## start

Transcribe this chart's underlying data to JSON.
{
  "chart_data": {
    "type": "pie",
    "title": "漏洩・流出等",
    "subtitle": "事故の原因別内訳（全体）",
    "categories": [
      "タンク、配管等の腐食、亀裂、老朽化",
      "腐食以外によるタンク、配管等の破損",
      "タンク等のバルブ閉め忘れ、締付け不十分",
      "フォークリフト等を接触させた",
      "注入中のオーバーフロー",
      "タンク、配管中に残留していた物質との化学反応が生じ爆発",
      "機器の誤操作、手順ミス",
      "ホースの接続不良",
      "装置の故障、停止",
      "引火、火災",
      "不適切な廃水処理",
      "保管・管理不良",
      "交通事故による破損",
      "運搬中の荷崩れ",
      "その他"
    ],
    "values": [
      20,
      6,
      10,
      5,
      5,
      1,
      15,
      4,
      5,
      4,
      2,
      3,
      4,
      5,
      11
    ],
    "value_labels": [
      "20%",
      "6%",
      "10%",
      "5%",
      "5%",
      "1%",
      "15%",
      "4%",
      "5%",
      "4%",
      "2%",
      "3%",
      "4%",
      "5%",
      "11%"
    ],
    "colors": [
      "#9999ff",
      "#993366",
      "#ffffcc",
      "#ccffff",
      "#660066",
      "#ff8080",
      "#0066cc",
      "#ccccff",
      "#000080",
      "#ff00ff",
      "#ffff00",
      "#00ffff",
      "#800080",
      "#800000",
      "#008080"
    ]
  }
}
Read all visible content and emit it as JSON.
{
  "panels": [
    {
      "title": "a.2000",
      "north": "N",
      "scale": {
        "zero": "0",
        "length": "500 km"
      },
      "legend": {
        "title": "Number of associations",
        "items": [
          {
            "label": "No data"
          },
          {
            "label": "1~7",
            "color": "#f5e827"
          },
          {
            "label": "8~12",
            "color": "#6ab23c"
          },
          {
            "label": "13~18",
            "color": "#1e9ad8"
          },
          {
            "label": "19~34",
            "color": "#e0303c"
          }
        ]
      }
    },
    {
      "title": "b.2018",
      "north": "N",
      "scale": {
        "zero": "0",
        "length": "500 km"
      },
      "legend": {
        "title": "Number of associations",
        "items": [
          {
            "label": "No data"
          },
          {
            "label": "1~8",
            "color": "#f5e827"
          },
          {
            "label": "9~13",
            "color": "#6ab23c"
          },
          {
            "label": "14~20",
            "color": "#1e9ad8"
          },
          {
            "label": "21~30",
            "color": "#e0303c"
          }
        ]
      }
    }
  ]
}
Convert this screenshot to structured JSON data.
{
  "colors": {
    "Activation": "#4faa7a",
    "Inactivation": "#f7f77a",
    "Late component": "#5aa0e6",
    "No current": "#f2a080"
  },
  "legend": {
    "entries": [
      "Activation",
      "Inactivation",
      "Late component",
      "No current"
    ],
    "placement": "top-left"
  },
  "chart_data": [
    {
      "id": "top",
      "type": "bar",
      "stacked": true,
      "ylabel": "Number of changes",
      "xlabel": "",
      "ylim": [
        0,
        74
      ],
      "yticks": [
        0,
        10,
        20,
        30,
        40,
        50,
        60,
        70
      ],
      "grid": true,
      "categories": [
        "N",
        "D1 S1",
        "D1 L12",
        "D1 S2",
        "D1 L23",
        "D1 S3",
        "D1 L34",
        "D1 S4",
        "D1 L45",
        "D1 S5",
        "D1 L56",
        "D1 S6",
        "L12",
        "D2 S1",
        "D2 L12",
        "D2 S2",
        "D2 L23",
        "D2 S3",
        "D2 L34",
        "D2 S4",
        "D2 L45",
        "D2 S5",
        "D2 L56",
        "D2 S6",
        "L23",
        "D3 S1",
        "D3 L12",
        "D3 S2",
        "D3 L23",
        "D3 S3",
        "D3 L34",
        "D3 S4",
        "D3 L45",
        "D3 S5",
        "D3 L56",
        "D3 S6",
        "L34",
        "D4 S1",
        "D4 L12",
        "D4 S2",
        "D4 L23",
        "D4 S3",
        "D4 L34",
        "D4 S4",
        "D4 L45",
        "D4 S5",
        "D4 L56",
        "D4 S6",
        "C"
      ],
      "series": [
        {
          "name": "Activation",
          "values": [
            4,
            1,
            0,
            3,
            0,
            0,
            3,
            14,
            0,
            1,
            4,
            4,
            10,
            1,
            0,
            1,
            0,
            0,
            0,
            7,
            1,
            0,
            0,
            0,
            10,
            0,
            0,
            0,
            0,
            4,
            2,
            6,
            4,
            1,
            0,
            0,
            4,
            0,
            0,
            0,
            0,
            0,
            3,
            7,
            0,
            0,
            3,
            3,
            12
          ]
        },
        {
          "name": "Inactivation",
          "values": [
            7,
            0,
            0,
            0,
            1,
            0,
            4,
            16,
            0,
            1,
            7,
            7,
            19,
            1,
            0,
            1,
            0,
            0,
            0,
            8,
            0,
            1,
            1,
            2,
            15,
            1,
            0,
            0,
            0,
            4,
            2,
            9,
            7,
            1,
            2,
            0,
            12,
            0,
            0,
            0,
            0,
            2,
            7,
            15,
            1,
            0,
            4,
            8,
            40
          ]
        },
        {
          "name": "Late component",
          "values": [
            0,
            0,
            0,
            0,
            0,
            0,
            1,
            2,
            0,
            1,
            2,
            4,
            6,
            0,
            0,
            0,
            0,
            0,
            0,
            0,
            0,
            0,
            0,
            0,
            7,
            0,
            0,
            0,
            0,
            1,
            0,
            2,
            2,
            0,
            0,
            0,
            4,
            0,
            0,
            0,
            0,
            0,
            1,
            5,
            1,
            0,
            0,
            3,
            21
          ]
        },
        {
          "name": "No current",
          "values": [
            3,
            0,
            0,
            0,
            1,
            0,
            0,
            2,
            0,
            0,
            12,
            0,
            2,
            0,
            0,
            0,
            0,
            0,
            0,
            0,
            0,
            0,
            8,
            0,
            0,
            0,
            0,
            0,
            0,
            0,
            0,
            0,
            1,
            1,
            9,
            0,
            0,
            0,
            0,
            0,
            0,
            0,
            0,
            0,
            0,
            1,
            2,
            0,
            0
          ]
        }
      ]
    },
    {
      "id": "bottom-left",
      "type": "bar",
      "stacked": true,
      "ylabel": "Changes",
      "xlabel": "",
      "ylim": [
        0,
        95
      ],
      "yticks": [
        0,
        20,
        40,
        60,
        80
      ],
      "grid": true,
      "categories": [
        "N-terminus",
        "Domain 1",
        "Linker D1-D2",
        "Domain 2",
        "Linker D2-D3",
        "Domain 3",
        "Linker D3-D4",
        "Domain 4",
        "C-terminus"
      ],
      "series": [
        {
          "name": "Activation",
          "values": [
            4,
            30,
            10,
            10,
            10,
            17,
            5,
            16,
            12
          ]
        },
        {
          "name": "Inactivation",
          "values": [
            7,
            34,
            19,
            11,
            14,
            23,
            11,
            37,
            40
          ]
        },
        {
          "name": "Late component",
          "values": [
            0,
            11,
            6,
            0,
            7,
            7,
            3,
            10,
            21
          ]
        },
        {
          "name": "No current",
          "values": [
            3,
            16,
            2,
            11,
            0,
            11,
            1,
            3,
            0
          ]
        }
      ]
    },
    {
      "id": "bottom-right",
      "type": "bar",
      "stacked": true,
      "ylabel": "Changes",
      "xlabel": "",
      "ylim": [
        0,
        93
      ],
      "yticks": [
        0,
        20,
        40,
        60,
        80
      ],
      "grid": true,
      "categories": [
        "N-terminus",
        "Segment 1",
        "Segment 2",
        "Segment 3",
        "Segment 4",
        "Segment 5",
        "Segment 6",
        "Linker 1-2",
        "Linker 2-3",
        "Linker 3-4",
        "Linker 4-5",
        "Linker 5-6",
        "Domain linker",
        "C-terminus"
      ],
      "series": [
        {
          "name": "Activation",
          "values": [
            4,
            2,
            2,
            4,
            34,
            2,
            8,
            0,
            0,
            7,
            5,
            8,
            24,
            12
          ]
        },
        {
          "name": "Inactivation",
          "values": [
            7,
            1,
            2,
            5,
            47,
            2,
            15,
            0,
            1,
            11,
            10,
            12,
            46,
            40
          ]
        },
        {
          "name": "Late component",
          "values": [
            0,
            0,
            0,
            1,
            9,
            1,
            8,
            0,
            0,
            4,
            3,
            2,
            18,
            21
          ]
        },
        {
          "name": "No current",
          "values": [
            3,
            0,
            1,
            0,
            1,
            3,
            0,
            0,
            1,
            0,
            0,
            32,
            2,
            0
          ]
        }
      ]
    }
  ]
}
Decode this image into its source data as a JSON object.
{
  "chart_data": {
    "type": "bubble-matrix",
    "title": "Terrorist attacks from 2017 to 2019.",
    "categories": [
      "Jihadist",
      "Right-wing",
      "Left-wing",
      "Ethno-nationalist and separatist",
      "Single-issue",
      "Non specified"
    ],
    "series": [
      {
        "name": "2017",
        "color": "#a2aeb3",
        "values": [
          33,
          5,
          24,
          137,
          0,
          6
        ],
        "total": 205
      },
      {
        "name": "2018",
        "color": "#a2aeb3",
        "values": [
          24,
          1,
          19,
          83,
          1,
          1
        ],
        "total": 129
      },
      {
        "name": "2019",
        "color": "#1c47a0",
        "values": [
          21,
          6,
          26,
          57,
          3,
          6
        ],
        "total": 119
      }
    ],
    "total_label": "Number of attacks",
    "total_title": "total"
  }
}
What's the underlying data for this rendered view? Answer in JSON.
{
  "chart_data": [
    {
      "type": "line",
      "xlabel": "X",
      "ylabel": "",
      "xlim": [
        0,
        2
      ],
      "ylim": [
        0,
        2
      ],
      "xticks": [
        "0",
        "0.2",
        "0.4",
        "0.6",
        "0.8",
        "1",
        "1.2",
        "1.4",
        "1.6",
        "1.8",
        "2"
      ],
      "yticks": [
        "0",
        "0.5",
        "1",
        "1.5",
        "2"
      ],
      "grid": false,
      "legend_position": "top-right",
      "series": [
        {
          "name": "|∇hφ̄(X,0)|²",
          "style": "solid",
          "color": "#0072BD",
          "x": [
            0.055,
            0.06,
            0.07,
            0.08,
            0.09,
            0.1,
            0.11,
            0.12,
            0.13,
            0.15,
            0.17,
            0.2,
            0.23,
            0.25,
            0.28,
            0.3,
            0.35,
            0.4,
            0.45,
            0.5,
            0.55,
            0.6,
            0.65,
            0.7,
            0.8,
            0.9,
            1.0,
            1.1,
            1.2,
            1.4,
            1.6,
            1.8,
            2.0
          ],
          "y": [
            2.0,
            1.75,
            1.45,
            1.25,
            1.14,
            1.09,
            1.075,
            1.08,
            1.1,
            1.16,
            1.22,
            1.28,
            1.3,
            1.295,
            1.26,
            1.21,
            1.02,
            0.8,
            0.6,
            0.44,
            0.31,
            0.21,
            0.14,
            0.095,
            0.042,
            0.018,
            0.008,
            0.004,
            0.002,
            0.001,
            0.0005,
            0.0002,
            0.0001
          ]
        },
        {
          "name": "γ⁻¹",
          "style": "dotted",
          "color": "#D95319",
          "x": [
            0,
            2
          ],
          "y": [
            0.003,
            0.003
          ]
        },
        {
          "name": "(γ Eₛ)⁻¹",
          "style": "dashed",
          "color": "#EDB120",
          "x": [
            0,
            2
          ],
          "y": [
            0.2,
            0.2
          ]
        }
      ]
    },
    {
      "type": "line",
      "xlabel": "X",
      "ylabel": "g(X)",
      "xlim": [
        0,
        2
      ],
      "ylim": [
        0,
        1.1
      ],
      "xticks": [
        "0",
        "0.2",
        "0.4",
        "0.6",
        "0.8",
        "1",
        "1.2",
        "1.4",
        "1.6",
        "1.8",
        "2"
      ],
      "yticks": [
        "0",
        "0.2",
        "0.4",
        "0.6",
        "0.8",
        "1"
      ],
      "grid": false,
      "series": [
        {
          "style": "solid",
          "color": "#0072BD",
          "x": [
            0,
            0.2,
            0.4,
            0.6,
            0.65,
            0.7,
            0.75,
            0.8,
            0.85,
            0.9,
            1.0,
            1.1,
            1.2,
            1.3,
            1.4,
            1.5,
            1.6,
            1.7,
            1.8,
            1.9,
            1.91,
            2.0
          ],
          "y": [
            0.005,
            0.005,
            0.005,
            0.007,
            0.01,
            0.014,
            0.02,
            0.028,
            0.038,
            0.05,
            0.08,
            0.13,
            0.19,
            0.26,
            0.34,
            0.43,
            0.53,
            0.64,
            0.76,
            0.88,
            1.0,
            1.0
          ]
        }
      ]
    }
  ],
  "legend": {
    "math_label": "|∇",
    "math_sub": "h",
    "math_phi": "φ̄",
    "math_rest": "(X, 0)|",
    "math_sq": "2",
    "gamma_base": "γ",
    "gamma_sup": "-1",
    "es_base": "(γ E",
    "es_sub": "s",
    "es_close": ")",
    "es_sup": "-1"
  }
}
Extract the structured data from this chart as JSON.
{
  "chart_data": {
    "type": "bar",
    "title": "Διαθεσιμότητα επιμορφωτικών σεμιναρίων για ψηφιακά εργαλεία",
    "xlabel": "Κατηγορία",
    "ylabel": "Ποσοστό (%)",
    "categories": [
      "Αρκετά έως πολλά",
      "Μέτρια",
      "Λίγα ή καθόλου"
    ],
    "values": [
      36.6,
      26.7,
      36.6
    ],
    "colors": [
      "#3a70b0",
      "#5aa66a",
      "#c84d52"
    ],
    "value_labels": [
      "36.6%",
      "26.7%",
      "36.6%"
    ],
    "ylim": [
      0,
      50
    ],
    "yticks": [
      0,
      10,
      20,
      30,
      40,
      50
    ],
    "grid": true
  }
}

## end

» **Work to complete**
Copy out the lines from the line containing "Extract the structured" to the end of the listing above, without alteration.

» **Answer below**
Extract the structured data from this chart as JSON.
{
  "chart_data": {
    "type": "bar",
    "title": "Διαθεσιμότητα επιμορφωτικών σεμιναρίων για ψηφιακά εργαλεία",
    "xlabel": "Κατηγορία",
    "ylabel": "Ποσοστό (%)",
    "categories": [
      "Αρκετά έως πολλά",
      "Μέτρια",
      "Λίγα ή καθόλου"
    ],
    "values": [
      36.6,
      26.7,
      36.6
    ],
    "colors": [
      "#3a70b0",
      "#5aa66a",
      "#c84d52"
    ],
    "value_labels": [
      "36.6%",
      "26.7%",
      "36.6%"
    ],
    "ylim": [
      0,
      50
    ],
    "yticks": [
      0,
      10,
      20,
      30,
      40,
      50
    ],
    "grid": true
  }
}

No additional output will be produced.